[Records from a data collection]
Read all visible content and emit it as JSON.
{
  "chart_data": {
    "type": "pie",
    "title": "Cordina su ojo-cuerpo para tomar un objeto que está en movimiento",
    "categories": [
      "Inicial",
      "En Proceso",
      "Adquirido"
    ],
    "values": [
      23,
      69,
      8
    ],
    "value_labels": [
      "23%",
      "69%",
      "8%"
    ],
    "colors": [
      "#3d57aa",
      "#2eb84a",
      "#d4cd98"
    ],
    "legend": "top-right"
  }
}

> _WRITTEN INSTRUCTION_: Copy all of the data exactly.

> _FINAL RESULT_:
Read all visible content and emit it as JSON.
{
  "chart_data": {
    "type": "pie",
    "title": "Cordina su ojo-cuerpo para tomar un objeto que está en movimiento",
    "categories": [
      "Inicial",
      "En Proceso",
      "Adquirido"
    ],
    "values": [
      23,
      69,
      8
    ],
    "value_labels": [
      "23%",
      "69%",
      "8%"
    ],
    "colors": [
      "#3d57aa",
      "#2eb84a",
      "#d4cd98"
    ],
    "legend": "top-right"
  }
}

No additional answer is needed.